§ **Request A**:
In the shed forum thread, the first poster calls the shed quite sturdy. Explain why the post gives that description.
§ **Request B**:
From the shed forum thread, quote the stretch from "Is geo textile" through "the insulation/inner shell.".
§ **Request C**:
Extend the shed forum thread, picking up after its final post.

§ **Document section**:
--------------------------------
I bought a 12 x 18 shed from Malvern Timber (advertising on ebay) and it cost about £1200 delivered and erected, but no floor (£90 extra). One side door and two wider doors as a garage door. It has a frame of 3 x 2 (before planing) and 18mm timber for cladding and roof, all tanalised. No chipboard, ply or OSB so it is quite sturdy. However the felt on the roof was just staples in place, and it leaked just about from day one of rain. The windows are glass in a rebate, held in place by beading - no sealant. So while the structure is good, the final job was not really satisfactory for a workshop. Also the side cladding did not go to the roof so there was a 4" gap on both sides (easily filled, but more work). Since then I have filled the gaps and clad the roof in box profile sheeting (another £200 or so) so now it is watertight. Overall it was worth the money but did not come up to scratch as it was. They do a range of sizes, so might be worth a call. There are plenty of other such firms advertising there, but this is the one I happened to choose and overall I was not disappointed (not too disappointed anyway). At least it s solidly built. Much better than those garden sheds with 1" x 1" frame and see through cladding.

K


----------



## M_Chavez

I've done some more reading and came up with a little plan (attached).

Base:
As I'm going to landscape the garden anyway, I'll end up with a pile of old paving slabs that I now intend to use for a base. Any suggestions on how to bed them?
Is geo textile under the shed a good idea or a recipe for a flood?

Wall thickness:
I can get 21mm walls quite easily but anything thicker than that will cost a lot more. Are 21mm walls good enough?

Frame: 
By default local sheds come with a 2x2 frame. Is there any benefit in upgrading to 3x2 (especially if I intend to have an airflow gap - see below)?

Air Circulation:
In Mike's Shed thread he suggests leaving a gap for air to circulate between the outer shell and the insulation/inner shell.
If I buy the outer shell, then I will be able to add on the inner shell on the inside (i.e. cover the inside of walls with building paper leaving a 2in gap between paper and wood, screw a second 2x2 frame onto the existing studs, fill the gap with insulation, layer of waterproof membrane, board up with osb). I'll add some insect mesh to keep the creepy crawlies away.
Is there significant advantage in such structure?

Windows:
Local sheds tend to come with just a piece of glass sealed with silicone for windows. Would there be any benefit in doing
improvised double-glazing by adding another layer of glass with sealant? I'm happy with fixed windows as I can always open the door to let some fresh air in.

Thank you for your help - this forum is great for complete shed newbies like me!


----------



## artie

Higon":18qu3ikf said:


> but for insulation? The cheapest at the moment, (just before xmas and for a different application) was 50 mm rock wool type stuff



Was that on a roll.?
--------------------------------
§ **Entries provided**:
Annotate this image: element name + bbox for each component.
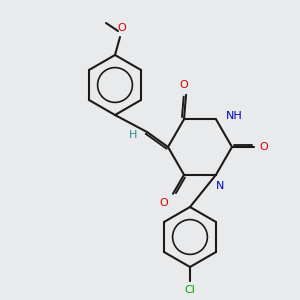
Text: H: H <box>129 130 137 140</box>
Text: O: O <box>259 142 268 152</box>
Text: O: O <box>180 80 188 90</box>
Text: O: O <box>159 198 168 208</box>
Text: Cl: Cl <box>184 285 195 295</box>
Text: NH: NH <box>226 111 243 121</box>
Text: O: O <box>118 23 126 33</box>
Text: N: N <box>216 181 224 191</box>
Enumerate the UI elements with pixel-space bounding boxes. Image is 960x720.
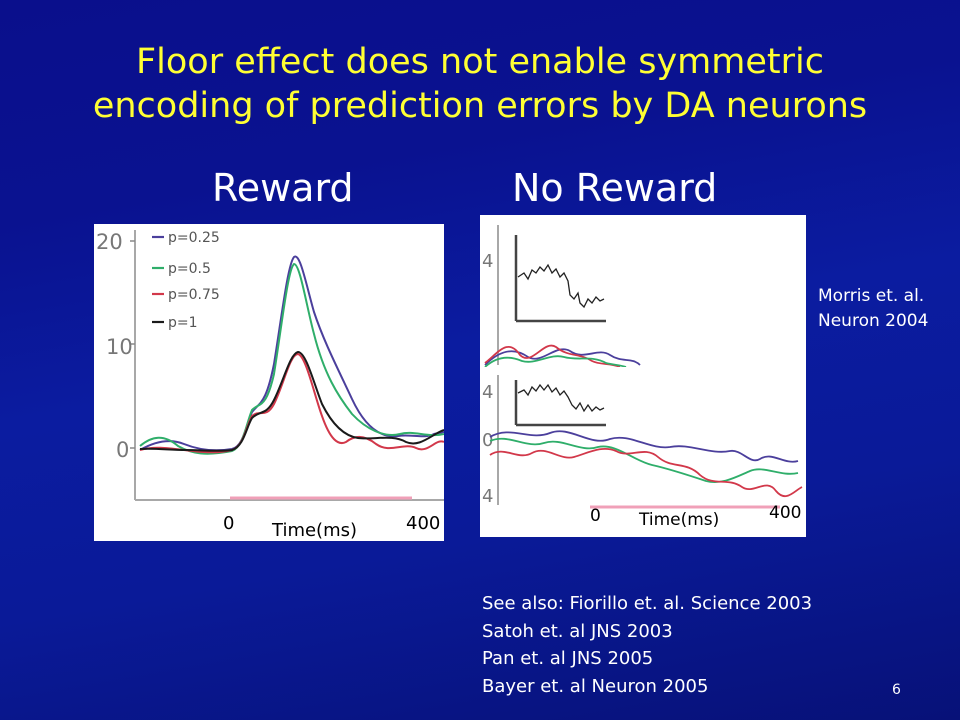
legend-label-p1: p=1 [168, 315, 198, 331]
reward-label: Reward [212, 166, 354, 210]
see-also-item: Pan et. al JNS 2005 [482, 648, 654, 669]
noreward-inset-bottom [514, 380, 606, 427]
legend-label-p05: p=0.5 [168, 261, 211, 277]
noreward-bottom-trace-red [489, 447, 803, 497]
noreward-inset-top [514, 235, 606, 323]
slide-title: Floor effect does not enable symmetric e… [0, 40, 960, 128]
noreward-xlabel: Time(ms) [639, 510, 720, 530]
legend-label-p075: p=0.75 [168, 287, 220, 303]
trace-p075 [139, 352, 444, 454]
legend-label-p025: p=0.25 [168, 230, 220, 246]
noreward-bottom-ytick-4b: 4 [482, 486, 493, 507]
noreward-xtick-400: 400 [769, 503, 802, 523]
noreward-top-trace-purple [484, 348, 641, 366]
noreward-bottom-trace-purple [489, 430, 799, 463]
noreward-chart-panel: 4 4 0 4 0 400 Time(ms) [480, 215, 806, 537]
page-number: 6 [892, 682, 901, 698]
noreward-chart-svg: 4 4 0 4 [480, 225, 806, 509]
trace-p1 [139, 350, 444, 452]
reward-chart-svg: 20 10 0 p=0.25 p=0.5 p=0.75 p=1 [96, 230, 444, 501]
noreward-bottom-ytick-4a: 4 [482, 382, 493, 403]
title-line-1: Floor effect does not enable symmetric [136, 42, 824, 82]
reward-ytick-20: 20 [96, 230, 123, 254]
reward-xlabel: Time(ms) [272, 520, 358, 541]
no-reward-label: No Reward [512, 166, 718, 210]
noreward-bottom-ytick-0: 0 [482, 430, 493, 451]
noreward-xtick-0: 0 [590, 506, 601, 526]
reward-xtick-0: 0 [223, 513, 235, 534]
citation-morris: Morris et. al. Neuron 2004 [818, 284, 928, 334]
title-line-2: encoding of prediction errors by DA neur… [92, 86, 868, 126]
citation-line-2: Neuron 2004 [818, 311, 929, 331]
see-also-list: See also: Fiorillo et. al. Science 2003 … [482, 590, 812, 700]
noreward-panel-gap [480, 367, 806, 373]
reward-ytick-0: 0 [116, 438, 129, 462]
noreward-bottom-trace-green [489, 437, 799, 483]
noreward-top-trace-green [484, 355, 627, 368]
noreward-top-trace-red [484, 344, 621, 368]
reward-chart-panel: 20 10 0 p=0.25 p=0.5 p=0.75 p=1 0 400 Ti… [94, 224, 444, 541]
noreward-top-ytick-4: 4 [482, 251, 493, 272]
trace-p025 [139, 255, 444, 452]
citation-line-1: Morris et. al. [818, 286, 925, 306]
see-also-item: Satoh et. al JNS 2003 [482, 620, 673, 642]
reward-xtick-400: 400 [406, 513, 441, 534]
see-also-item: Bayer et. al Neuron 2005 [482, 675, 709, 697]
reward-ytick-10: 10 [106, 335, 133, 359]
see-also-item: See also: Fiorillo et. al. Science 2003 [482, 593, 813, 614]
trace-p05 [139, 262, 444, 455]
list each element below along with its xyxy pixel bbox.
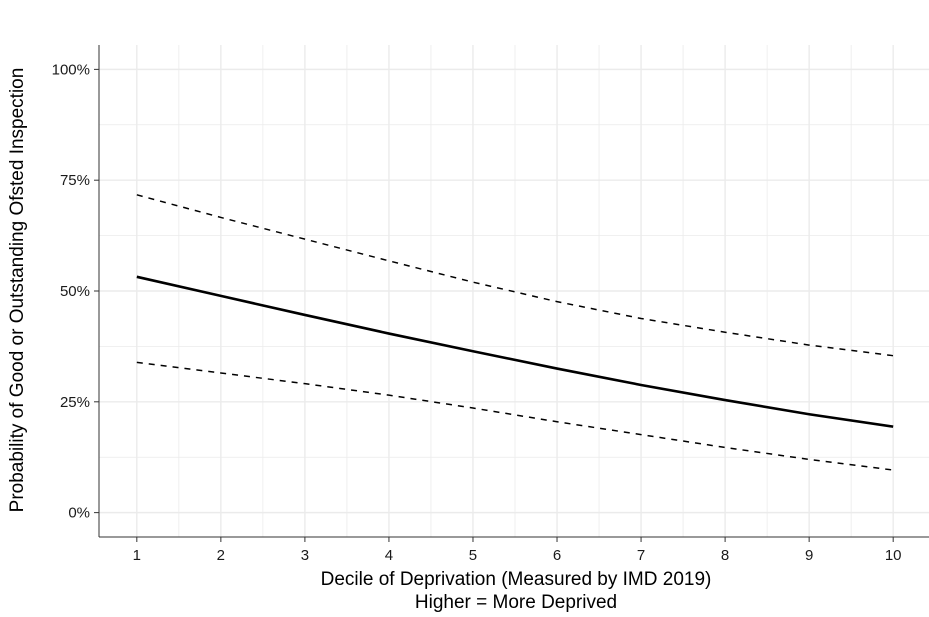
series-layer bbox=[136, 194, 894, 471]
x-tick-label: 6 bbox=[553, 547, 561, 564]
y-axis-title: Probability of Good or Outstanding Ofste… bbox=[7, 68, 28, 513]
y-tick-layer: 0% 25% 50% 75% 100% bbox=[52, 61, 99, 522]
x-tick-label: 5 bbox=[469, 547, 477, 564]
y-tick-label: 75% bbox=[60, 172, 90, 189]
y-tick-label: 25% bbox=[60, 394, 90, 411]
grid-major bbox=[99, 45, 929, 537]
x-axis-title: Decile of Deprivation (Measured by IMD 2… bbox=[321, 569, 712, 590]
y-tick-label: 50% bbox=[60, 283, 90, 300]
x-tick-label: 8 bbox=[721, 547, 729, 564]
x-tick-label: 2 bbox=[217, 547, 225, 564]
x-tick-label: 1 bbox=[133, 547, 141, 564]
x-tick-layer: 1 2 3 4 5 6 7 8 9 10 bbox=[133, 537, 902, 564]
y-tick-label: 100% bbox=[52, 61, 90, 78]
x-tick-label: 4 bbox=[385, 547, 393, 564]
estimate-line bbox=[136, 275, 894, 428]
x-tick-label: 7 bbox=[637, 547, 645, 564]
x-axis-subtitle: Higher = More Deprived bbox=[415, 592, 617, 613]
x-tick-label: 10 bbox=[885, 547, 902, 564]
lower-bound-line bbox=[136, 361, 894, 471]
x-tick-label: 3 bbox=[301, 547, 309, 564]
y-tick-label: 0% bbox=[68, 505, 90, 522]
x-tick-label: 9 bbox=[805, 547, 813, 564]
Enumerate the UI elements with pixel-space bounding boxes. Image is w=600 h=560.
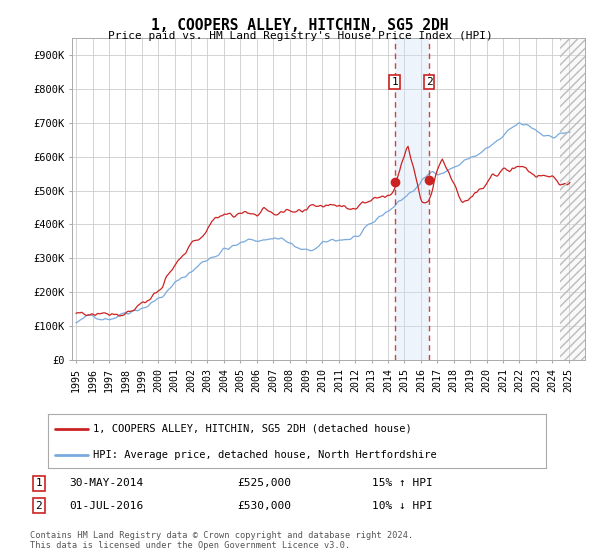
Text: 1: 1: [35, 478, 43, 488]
--------------------------------
§ **Final result A**:
The shed uses no chipboard, ply or OSB. Its frame is 3 x 2 timber, and the cladding and roof are 18mm timber, all tanalised.

§ **Final result B**:
Is geo textile under the shed a good idea or a recipe for a flood?

Wall thickness:
I can get 21mm walls quite easily but anything thicker than that will cost a lot more. Are 21mm walls good enough?

Frame: 
By default local sheds come with a 2x2 frame. Is there any benefit in upgrading to 3x2 (especially if I intend to have an airflow gap - see below)?

Air Circulation:
In Mike's Shed thread he suggests leaving a gap for air to circulate between the outer shell and the insulation/inner shell.

§ **Final result C**:
----------



## Higon

Other than the two sheds I've scratch built, 4 bought / built by someone else, all the others have been bought from ebay, not new ones either! First step: Dismantle your shed. 

You've got me thinking about the next one now, something around 7m x 4m... I've narrowed down to 3; either the billy type mentioned above, fast and easy, but size might not be big enough. Scratch build it, exactly what I want but it takes time lots of time! But the one that sounds most promising is to adapt a field shelter! Corduline roof, T&G walls, Steel chassis... delivered and assembled. All I need to do then is insulate the inside, celotex tent type thing, fit a set of double doors, add some joists and lay a floor... Very quick. no digging.. at least not by me 

In answer to the questions you asked I would probably suggest (other opinions are available  

Bed the slabs on sand.

Geo textile under the shed? to stop weeds growing? it should be dark enough for nothing to grow. Used geotex under the first one, didn't bother after that. (but the rats will appreciate you supplying the bedding material! lol)

In the drawing you have the top paving slab wrapped in 1200 gauge plastic? As previously mentioned, offcuts of roofing felt have proved to be more than adequate for the sunny southern climate 

21mm walls? To my mind, the thicker the walls the less insulation needed for a given temperature(?) compare the costs make the call?

3x2 v 2x2? If you get a lot of wind then I guess it does. Used both, the 3x2 I use on bigger sheds (10' x 8'+).

I've not read the thread about leaving an air gap between the outer shell and inner insulation but I cant say I've tried it, would want to try it or that it makes any sense to me. it sounds like an awful lot of work for somewhat limited benefits in my applications ? I can think of more downsides than advantages... but as I said, I've not read the thread.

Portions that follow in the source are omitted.